[Problem requirements]
Copy every line in which the string "Billed" occurs.

======== Record excerpts

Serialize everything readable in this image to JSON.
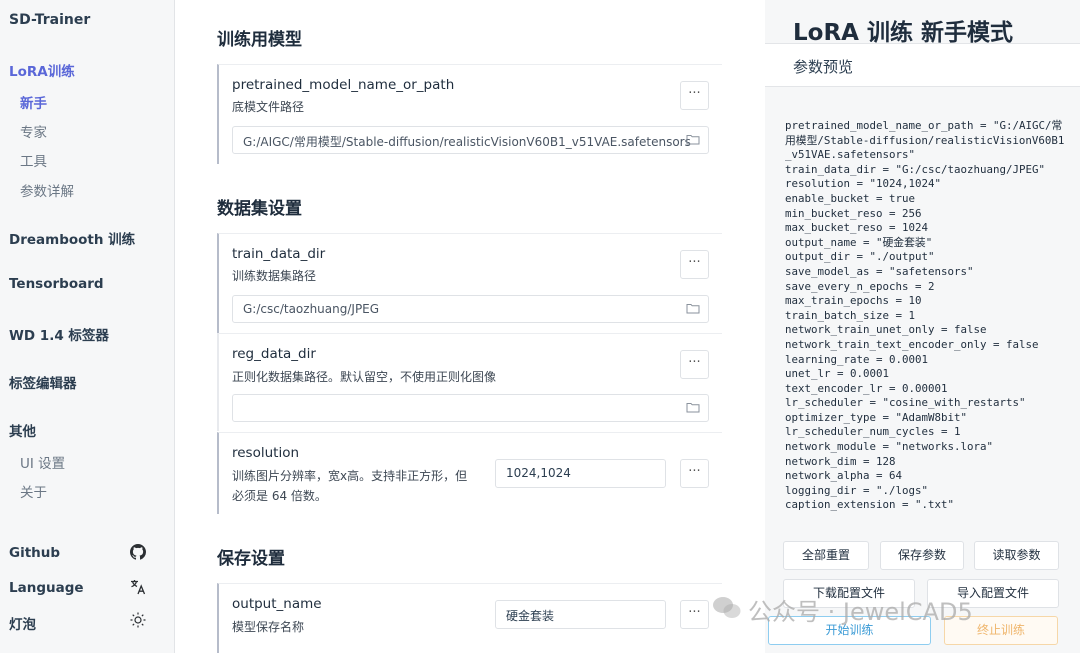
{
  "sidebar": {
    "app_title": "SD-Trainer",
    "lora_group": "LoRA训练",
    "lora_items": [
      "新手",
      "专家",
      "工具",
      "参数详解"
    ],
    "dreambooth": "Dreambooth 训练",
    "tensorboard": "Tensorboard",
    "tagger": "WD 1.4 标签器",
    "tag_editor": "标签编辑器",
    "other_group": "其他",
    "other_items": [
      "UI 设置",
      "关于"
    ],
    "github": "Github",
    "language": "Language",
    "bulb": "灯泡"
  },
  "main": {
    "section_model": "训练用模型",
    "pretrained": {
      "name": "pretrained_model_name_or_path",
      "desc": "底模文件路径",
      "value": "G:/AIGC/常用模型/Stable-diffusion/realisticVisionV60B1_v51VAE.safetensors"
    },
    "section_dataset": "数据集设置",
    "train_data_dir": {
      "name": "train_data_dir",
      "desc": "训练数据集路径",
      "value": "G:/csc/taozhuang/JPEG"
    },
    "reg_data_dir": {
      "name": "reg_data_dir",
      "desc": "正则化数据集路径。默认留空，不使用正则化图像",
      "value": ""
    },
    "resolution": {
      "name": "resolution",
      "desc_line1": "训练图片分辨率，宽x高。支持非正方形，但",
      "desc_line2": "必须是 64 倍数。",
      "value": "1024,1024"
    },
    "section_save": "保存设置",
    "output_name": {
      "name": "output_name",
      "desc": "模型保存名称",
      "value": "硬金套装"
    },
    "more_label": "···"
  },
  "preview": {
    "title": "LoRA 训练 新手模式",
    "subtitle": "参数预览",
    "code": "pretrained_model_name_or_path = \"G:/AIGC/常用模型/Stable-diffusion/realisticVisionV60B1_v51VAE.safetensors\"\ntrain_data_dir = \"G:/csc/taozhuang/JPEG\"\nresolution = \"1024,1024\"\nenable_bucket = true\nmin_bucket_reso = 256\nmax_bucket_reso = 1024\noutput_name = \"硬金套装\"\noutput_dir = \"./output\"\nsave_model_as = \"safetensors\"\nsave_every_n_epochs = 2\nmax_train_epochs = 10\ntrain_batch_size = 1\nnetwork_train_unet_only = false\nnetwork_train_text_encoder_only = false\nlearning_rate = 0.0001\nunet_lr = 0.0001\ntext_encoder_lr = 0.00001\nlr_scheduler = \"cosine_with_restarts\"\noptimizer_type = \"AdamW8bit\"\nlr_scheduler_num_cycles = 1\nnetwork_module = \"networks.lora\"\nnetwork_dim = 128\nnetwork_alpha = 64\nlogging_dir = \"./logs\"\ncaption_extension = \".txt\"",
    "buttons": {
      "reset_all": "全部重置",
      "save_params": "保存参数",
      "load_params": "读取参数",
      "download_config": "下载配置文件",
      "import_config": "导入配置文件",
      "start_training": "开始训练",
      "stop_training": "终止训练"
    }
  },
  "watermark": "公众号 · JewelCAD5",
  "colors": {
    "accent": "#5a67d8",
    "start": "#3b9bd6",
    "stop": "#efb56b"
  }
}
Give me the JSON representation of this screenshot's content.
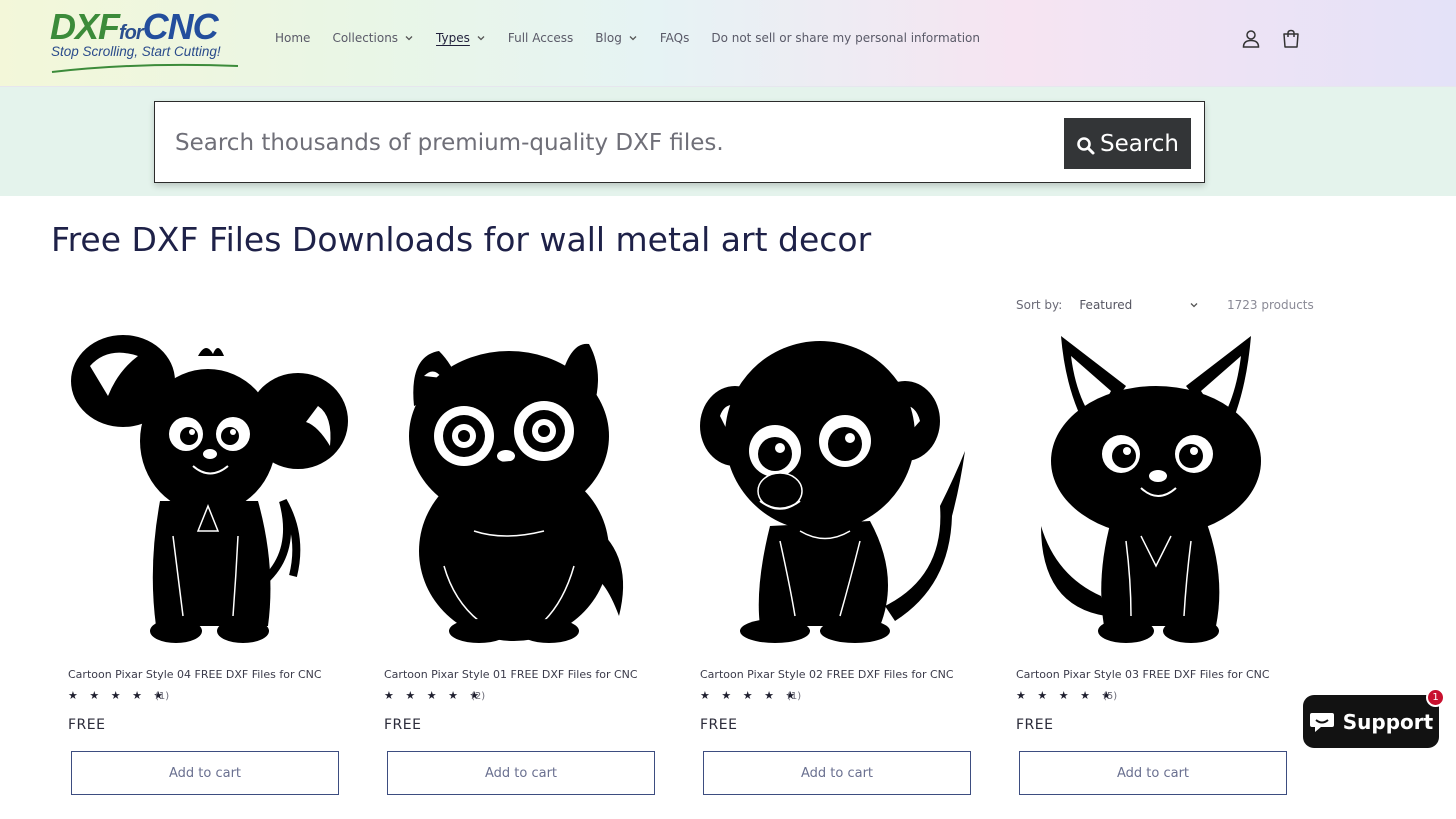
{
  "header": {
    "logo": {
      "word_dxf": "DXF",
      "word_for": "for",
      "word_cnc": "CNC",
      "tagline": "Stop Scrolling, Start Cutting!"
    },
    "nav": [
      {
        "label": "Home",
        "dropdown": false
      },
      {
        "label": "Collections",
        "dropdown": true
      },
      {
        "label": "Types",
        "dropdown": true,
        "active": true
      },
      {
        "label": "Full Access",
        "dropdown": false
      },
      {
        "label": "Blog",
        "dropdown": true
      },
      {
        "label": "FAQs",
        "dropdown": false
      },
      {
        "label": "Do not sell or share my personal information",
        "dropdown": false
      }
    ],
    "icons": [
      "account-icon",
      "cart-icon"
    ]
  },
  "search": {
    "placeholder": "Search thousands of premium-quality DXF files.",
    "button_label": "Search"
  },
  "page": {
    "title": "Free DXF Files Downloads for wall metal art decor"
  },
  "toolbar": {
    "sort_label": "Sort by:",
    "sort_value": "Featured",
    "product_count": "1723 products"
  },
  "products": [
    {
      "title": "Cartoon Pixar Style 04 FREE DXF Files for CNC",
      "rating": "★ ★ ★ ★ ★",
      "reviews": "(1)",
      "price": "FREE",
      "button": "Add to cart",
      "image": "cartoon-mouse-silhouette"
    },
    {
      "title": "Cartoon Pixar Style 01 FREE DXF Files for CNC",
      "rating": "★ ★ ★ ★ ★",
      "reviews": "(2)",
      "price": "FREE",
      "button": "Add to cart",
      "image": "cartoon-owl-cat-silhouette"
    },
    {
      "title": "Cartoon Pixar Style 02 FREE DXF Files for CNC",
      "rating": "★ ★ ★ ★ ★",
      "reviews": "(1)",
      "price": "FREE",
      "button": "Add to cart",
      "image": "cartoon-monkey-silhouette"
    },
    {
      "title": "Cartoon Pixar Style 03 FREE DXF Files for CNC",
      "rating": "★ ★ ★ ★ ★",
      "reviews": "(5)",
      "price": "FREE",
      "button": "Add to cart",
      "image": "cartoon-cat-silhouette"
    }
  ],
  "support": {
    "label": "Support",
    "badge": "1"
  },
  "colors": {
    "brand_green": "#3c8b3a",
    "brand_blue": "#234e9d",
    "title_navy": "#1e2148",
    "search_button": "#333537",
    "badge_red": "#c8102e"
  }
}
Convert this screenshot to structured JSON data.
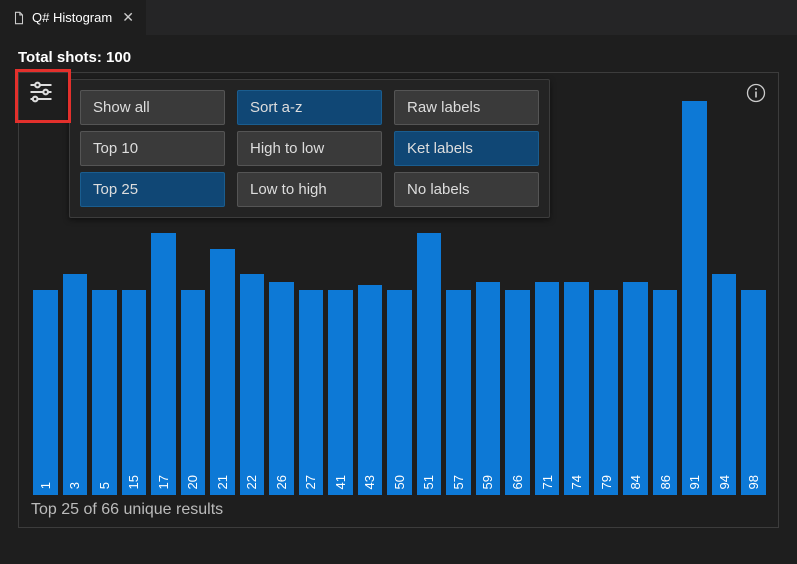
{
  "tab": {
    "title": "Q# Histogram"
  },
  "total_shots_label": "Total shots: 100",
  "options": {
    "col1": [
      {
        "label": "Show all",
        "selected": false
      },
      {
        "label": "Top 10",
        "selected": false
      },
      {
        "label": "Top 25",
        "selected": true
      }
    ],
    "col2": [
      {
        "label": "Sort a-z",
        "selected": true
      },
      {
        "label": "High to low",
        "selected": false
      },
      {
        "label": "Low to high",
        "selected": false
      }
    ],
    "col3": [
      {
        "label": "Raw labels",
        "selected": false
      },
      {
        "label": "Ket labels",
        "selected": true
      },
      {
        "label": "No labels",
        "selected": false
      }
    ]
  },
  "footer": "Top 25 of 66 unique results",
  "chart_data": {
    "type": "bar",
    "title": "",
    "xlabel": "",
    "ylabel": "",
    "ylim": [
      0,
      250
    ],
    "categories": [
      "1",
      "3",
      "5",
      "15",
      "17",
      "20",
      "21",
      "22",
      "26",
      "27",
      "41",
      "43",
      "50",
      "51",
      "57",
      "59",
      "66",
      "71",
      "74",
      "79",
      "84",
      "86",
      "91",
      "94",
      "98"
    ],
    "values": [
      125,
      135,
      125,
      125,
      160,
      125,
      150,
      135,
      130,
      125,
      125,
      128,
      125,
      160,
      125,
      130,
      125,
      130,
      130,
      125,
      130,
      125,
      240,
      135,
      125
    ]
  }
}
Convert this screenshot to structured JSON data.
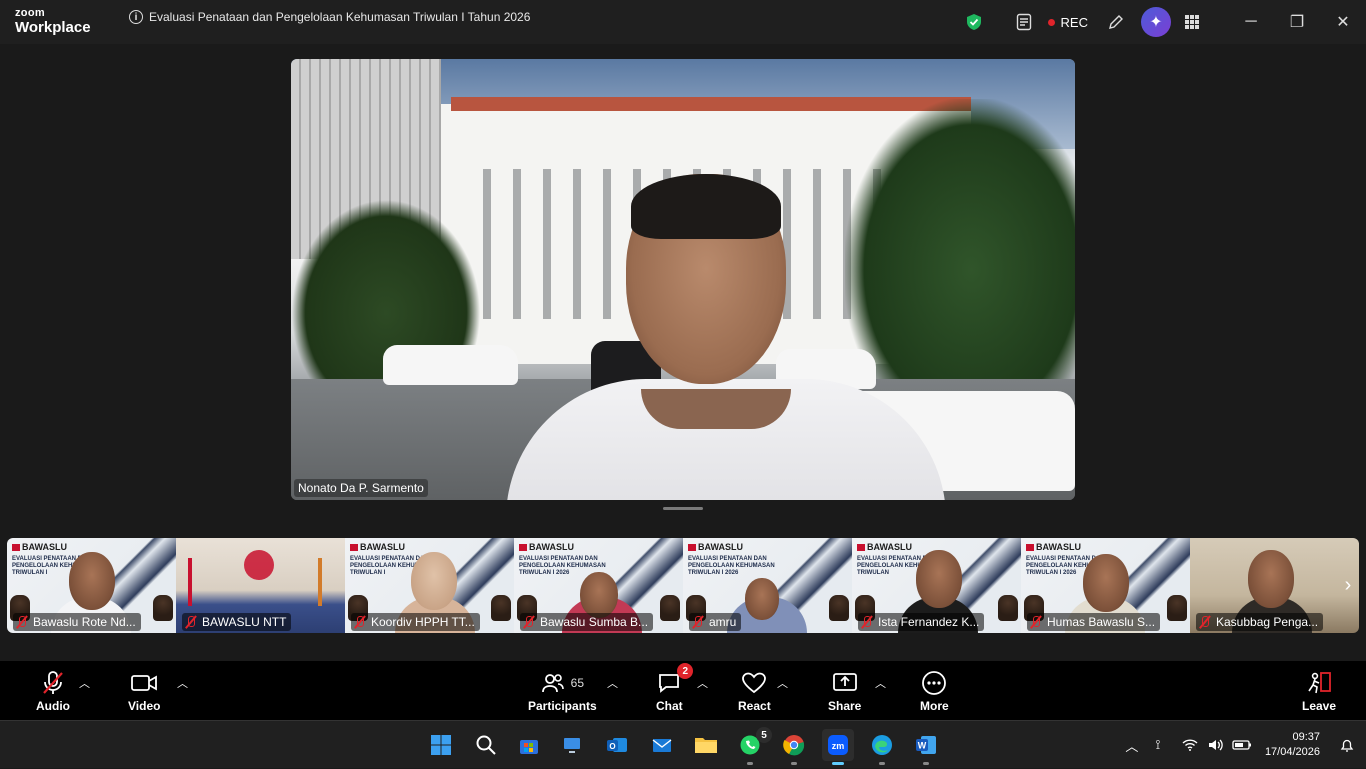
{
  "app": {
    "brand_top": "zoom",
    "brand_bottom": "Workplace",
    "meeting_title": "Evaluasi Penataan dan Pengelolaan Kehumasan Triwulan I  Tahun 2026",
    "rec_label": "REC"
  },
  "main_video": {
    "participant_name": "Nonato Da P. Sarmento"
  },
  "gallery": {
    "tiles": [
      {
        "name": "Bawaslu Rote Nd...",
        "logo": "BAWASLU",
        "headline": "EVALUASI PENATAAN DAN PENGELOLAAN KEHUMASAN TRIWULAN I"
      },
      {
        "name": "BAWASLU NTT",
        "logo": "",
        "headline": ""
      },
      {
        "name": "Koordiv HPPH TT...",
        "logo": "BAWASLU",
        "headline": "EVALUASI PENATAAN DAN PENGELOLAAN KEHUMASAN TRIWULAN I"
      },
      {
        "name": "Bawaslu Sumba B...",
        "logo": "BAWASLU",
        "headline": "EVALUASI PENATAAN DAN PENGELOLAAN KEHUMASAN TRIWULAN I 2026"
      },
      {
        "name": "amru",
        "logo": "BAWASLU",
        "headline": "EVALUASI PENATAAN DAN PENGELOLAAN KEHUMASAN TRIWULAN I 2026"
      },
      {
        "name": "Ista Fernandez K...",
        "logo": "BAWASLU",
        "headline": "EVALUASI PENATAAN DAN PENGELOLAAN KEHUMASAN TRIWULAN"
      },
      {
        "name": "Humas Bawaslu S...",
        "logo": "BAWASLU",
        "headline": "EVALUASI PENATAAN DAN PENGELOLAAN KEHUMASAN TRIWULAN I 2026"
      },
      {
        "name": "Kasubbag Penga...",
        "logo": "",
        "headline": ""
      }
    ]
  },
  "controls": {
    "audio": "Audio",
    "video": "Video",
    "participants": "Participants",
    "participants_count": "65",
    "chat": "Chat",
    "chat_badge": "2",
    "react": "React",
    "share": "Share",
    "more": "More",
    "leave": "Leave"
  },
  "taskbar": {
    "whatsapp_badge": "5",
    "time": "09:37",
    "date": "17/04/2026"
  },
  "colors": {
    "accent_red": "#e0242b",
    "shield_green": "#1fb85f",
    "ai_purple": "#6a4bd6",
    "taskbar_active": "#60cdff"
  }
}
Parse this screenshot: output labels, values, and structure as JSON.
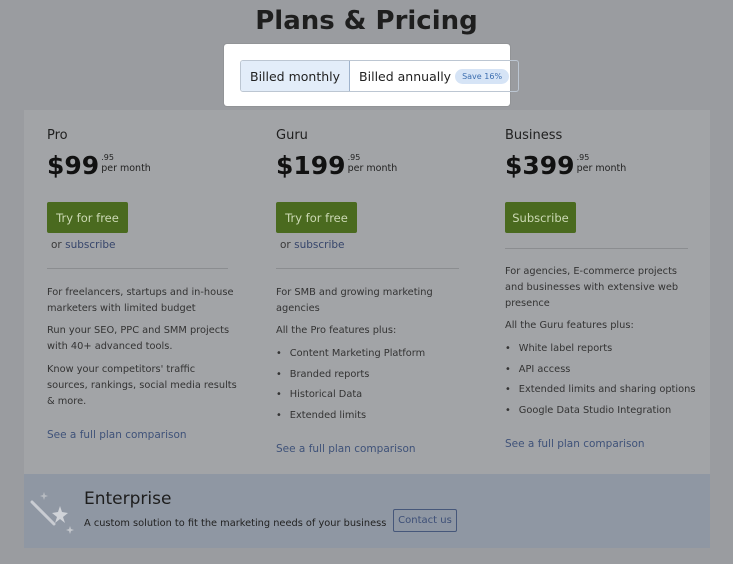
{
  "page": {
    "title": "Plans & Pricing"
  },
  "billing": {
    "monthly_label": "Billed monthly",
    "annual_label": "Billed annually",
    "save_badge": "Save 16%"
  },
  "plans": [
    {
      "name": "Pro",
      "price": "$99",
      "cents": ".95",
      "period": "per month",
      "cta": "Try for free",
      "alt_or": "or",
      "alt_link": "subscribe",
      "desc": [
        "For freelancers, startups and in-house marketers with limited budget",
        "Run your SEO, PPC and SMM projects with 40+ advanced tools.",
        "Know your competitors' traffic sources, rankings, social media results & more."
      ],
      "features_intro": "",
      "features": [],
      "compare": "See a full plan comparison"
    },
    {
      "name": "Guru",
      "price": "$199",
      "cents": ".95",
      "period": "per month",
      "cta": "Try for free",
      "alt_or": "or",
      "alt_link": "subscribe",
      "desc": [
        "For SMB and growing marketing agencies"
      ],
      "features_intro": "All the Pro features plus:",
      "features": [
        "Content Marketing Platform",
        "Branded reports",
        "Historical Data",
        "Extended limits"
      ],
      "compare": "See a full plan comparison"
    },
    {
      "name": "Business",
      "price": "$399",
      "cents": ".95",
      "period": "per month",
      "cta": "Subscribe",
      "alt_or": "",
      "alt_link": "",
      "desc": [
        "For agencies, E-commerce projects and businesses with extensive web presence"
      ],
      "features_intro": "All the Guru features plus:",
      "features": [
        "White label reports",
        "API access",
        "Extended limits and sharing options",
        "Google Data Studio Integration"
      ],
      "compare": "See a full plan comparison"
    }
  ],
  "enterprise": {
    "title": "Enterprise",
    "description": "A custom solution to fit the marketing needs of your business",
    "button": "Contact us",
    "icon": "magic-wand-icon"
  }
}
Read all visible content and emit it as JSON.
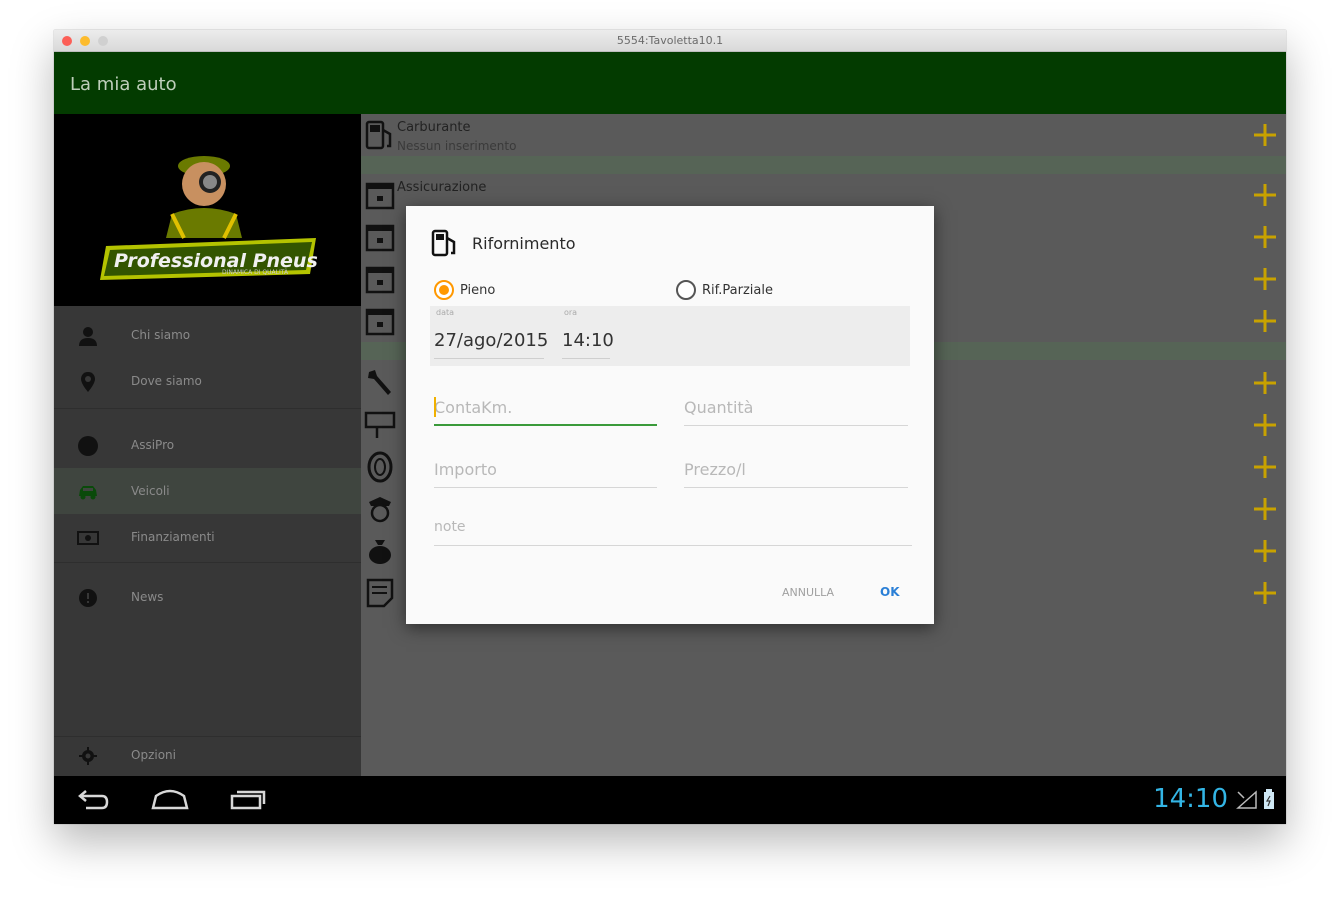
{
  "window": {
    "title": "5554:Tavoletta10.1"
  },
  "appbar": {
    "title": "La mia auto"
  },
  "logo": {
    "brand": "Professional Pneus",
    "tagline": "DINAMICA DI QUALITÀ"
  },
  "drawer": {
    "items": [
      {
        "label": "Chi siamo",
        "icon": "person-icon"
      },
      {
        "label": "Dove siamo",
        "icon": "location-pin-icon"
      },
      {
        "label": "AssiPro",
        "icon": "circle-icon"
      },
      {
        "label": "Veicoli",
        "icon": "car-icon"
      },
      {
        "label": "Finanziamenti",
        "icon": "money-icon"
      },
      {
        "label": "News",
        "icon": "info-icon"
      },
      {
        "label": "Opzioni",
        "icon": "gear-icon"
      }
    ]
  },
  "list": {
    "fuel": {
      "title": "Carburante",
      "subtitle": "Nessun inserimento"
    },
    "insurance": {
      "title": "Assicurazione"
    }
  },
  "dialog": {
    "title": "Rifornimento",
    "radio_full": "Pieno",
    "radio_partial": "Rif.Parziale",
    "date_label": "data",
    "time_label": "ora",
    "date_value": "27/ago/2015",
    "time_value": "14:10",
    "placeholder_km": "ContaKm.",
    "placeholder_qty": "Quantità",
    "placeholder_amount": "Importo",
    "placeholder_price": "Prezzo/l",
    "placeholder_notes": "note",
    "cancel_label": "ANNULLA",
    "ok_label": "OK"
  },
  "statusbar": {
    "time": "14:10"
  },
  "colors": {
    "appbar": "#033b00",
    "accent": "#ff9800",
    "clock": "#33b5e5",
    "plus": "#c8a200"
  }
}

================

[Answer]
    "monthly_label": "Billed monthly",
    "annual_label": "Billed annually",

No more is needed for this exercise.